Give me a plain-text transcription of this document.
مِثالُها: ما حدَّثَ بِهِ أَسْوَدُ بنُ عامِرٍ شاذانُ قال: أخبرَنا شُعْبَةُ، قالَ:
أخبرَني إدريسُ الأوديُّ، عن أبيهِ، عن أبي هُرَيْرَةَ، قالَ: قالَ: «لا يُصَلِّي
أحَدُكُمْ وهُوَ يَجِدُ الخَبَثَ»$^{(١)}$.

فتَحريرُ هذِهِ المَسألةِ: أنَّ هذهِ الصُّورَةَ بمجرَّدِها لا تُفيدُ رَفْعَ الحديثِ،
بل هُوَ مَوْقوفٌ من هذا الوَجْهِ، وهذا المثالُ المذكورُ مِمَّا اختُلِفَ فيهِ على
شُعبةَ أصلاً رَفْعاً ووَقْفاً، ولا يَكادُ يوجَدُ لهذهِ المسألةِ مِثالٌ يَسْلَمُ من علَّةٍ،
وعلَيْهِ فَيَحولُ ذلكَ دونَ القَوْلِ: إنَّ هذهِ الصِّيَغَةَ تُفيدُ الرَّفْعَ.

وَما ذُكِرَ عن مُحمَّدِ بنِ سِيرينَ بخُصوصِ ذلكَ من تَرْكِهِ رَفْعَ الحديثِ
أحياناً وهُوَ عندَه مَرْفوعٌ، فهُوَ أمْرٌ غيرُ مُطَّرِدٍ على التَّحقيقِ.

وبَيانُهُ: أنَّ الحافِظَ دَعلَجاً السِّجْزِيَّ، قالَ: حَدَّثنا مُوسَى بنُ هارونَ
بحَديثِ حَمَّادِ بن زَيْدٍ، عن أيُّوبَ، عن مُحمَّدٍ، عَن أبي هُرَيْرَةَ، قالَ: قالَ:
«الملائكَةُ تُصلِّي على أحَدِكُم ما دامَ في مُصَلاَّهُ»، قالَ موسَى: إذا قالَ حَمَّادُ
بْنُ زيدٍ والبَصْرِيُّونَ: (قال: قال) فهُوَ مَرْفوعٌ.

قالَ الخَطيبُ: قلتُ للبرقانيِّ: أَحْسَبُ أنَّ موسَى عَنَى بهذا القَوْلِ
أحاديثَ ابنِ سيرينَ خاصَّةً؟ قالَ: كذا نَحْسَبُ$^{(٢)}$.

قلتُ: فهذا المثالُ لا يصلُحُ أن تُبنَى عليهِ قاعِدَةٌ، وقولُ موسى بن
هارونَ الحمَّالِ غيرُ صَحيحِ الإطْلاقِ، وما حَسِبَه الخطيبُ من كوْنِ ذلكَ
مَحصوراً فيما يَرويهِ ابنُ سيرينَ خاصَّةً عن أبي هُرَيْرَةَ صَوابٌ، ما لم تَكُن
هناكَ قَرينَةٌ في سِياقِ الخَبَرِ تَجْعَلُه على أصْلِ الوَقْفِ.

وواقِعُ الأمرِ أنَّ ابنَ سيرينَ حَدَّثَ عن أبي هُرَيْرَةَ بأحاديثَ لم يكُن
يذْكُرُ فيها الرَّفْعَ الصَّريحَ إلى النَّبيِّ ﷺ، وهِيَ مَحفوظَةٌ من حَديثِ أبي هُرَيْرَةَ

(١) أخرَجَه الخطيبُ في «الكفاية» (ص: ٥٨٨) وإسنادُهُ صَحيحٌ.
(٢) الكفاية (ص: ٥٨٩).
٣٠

※ ※ ※

- What the exercise asks: Write down the full listing again, exactly.

- Written answer:
Give me a plain-text transcription of this document.
مِثالُها: ما حدَّثَ بِهِ أَسْوَدُ بنُ عامِرٍ شاذانُ قال: أخبرَنا شُعْبَةُ، قالَ:
أخبرَني إدريسُ الأوديُّ، عن أبيهِ، عن أبي هُرَيْرَةَ، قالَ: قالَ: «لا يُصَلِّي
أحَدُكُمْ وهُوَ يَجِدُ الخَبَثَ»$^{(١)}$.

فتَحريرُ هذِهِ المَسألةِ: أنَّ هذهِ الصُّورَةَ بمجرَّدِها لا تُفيدُ رَفْعَ الحديثِ،
بل هُوَ مَوْقوفٌ من هذا الوَجْهِ، وهذا المثالُ المذكورُ مِمَّا اختُلِفَ فيهِ على
شُعبةَ أصلاً رَفْعاً ووَقْفاً، ولا يَكادُ يوجَدُ لهذهِ المسألةِ مِثالٌ يَسْلَمُ من علَّةٍ،
وعلَيْهِ فَيَحولُ ذلكَ دونَ القَوْلِ: إنَّ هذهِ الصِّيَغَةَ تُفيدُ الرَّفْعَ.

وَما ذُكِرَ عن مُحمَّدِ بنِ سِيرينَ بخُصوصِ ذلكَ من تَرْكِهِ رَفْعَ الحديثِ
أحياناً وهُوَ عندَه مَرْفوعٌ، فهُوَ أمْرٌ غيرُ مُطَّرِدٍ على التَّحقيقِ.

وبَيانُهُ: أنَّ الحافِظَ دَعلَجاً السِّجْزِيَّ، قالَ: حَدَّثنا مُوسَى بنُ هارونَ
بحَديثِ حَمَّادِ بن زَيْدٍ، عن أيُّوبَ، عن مُحمَّدٍ، عَن أبي هُرَيْرَةَ، قالَ: قالَ:
«الملائكَةُ تُصلِّي على أحَدِكُم ما دامَ في مُصَلاَّهُ»، قالَ موسَى: إذا قالَ حَمَّادُ
بْنُ زيدٍ والبَصْرِيُّونَ: (قال: قال) فهُوَ مَرْفوعٌ.

قالَ الخَطيبُ: قلتُ للبرقانيِّ: أَحْسَبُ أنَّ موسَى عَنَى بهذا القَوْلِ
أحاديثَ ابنِ سيرينَ خاصَّةً؟ قالَ: كذا نَحْسَبُ$^{(٢)}$.

قلتُ: فهذا المثالُ لا يصلُحُ أن تُبنَى عليهِ قاعِدَةٌ، وقولُ موسى بن
هارونَ الحمَّالِ غيرُ صَحيحِ الإطْلاقِ، وما حَسِبَه الخطيبُ من كوْنِ ذلكَ
مَحصوراً فيما يَرويهِ ابنُ سيرينَ خاصَّةً عن أبي هُرَيْرَةَ صَوابٌ، ما لم تَكُن
هناكَ قَرينَةٌ في سِياقِ الخَبَرِ تَجْعَلُه على أصْلِ الوَقْفِ.

وواقِعُ الأمرِ أنَّ ابنَ سيرينَ حَدَّثَ عن أبي هُرَيْرَةَ بأحاديثَ لم يكُن
يذْكُرُ فيها الرَّفْعَ الصَّريحَ إلى النَّبيِّ ﷺ، وهِيَ مَحفوظَةٌ من حَديثِ أبي هُرَيْرَةَ

(١) أخرَجَه الخطيبُ في «الكفاية» (ص: ٥٨٨) وإسنادُهُ صَحيحٌ.
(٢) الكفاية (ص: ٥٨٩).
٣٠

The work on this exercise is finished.